(Entries from a visual dataset)

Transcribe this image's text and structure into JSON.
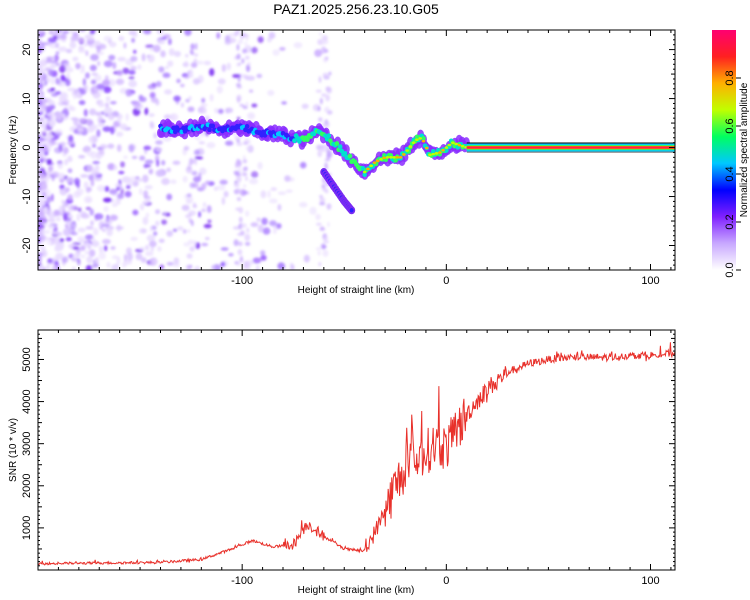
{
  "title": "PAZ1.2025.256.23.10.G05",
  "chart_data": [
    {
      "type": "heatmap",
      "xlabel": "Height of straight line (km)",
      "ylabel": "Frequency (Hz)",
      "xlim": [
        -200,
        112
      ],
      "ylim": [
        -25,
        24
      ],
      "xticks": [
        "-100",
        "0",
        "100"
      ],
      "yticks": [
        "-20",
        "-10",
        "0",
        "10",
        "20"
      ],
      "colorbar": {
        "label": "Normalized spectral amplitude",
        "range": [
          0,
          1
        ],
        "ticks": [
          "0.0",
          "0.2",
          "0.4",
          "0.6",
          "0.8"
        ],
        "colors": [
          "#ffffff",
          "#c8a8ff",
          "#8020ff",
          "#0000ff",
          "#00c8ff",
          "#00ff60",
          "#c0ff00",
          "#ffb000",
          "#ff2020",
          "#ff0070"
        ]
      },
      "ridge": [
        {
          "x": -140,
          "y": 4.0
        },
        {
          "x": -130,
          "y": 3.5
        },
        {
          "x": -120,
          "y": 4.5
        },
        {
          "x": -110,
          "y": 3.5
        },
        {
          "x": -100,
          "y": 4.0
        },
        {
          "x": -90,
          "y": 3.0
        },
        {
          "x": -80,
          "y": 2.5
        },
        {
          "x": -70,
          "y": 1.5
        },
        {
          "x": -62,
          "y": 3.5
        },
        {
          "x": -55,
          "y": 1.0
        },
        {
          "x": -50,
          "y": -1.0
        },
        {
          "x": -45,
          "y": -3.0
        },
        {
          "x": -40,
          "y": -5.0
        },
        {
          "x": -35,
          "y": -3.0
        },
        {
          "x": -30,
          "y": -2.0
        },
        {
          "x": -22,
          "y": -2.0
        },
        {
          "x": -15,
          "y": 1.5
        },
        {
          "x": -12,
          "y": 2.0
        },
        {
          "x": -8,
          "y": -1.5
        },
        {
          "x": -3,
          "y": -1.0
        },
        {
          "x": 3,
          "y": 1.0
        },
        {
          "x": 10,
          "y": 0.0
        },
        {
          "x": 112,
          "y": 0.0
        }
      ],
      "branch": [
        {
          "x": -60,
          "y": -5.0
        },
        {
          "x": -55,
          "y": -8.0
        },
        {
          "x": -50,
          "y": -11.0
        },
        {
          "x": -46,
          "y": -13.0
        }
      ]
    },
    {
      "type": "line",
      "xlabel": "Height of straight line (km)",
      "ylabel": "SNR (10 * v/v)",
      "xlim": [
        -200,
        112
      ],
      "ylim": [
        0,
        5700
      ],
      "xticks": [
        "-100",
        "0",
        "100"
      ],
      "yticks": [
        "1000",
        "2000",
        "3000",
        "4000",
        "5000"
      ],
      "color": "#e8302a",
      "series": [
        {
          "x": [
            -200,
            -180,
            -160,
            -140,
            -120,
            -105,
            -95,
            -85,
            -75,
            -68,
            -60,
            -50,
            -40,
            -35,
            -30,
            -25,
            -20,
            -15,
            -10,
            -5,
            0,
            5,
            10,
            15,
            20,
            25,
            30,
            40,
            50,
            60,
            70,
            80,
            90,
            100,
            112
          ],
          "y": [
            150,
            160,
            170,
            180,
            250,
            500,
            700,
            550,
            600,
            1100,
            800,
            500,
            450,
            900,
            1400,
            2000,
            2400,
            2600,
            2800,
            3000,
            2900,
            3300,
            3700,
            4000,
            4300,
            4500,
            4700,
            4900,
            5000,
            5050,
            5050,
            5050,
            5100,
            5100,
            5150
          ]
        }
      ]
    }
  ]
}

Aim of the exercise — Repeat verbatim all the material, but not the pictures.

Response —
Transcribe this image's text and structure into JSON.
{
  "title": "PAZ1.2025.256.23.10.G05",
  "chart_data": [
    {
      "type": "heatmap",
      "xlabel": "Height of straight line (km)",
      "ylabel": "Frequency (Hz)",
      "xlim": [
        -200,
        112
      ],
      "ylim": [
        -25,
        24
      ],
      "xticks": [
        "-100",
        "0",
        "100"
      ],
      "yticks": [
        "-20",
        "-10",
        "0",
        "10",
        "20"
      ],
      "colorbar": {
        "label": "Normalized spectral amplitude",
        "range": [
          0,
          1
        ],
        "ticks": [
          "0.0",
          "0.2",
          "0.4",
          "0.6",
          "0.8"
        ],
        "colors": [
          "#ffffff",
          "#c8a8ff",
          "#8020ff",
          "#0000ff",
          "#00c8ff",
          "#00ff60",
          "#c0ff00",
          "#ffb000",
          "#ff2020",
          "#ff0070"
        ]
      },
      "ridge": [
        {
          "x": -140,
          "y": 4.0
        },
        {
          "x": -130,
          "y": 3.5
        },
        {
          "x": -120,
          "y": 4.5
        },
        {
          "x": -110,
          "y": 3.5
        },
        {
          "x": -100,
          "y": 4.0
        },
        {
          "x": -90,
          "y": 3.0
        },
        {
          "x": -80,
          "y": 2.5
        },
        {
          "x": -70,
          "y": 1.5
        },
        {
          "x": -62,
          "y": 3.5
        },
        {
          "x": -55,
          "y": 1.0
        },
        {
          "x": -50,
          "y": -1.0
        },
        {
          "x": -45,
          "y": -3.0
        },
        {
          "x": -40,
          "y": -5.0
        },
        {
          "x": -35,
          "y": -3.0
        },
        {
          "x": -30,
          "y": -2.0
        },
        {
          "x": -22,
          "y": -2.0
        },
        {
          "x": -15,
          "y": 1.5
        },
        {
          "x": -12,
          "y": 2.0
        },
        {
          "x": -8,
          "y": -1.5
        },
        {
          "x": -3,
          "y": -1.0
        },
        {
          "x": 3,
          "y": 1.0
        },
        {
          "x": 10,
          "y": 0.0
        },
        {
          "x": 112,
          "y": 0.0
        }
      ],
      "branch": [
        {
          "x": -60,
          "y": -5.0
        },
        {
          "x": -55,
          "y": -8.0
        },
        {
          "x": -50,
          "y": -11.0
        },
        {
          "x": -46,
          "y": -13.0
        }
      ]
    },
    {
      "type": "line",
      "xlabel": "Height of straight line (km)",
      "ylabel": "SNR (10 * v/v)",
      "xlim": [
        -200,
        112
      ],
      "ylim": [
        0,
        5700
      ],
      "xticks": [
        "-100",
        "0",
        "100"
      ],
      "yticks": [
        "1000",
        "2000",
        "3000",
        "4000",
        "5000"
      ],
      "color": "#e8302a",
      "series": [
        {
          "x": [
            -200,
            -180,
            -160,
            -140,
            -120,
            -105,
            -95,
            -85,
            -75,
            -68,
            -60,
            -50,
            -40,
            -35,
            -30,
            -25,
            -20,
            -15,
            -10,
            -5,
            0,
            5,
            10,
            15,
            20,
            25,
            30,
            40,
            50,
            60,
            70,
            80,
            90,
            100,
            112
          ],
          "y": [
            150,
            160,
            170,
            180,
            250,
            500,
            700,
            550,
            600,
            1100,
            800,
            500,
            450,
            900,
            1400,
            2000,
            2400,
            2600,
            2800,
            3000,
            2900,
            3300,
            3700,
            4000,
            4300,
            4500,
            4700,
            4900,
            5000,
            5050,
            5050,
            5050,
            5100,
            5100,
            5150
          ]
        }
      ]
    }
  ]
}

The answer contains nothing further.